§ EXERCISE
The entries that follow should be written out exactly.
——————————
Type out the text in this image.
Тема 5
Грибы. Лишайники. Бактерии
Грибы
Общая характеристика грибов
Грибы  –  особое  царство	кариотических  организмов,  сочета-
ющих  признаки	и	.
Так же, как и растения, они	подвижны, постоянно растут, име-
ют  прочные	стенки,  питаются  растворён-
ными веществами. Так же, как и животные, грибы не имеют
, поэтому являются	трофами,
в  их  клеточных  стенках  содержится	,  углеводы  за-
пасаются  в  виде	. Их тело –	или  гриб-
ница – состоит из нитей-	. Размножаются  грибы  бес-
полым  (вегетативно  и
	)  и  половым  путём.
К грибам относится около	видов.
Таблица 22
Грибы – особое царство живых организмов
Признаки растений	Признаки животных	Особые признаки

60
——————————
§ THE ANSWER
Type out the text in this image.
Тема 5
Грибы. Лишайники. Бактерии
Грибы
Общая характеристика грибов
Грибы  –  особое  царство	кариотических  организмов,  сочета-
ющих  признаки	и	.
Так же, как и растения, они	подвижны, постоянно растут, име-
ют  прочные	стенки,  питаются  растворён-
ными веществами. Так же, как и животные, грибы не имеют
, поэтому являются	трофами,
в  их  клеточных  стенках  содержится	,  углеводы  за-
пасаются  в  виде	. Их тело –	или  гриб-
ница – состоит из нитей-	. Размножаются  грибы  бес-
полым  (вегетативно  и
	)  и  половым  путём.
К грибам относится около	видов.
Таблица 22
Грибы – особое царство живых организмов
Признаки растений	Признаки животных	Особые признаки

60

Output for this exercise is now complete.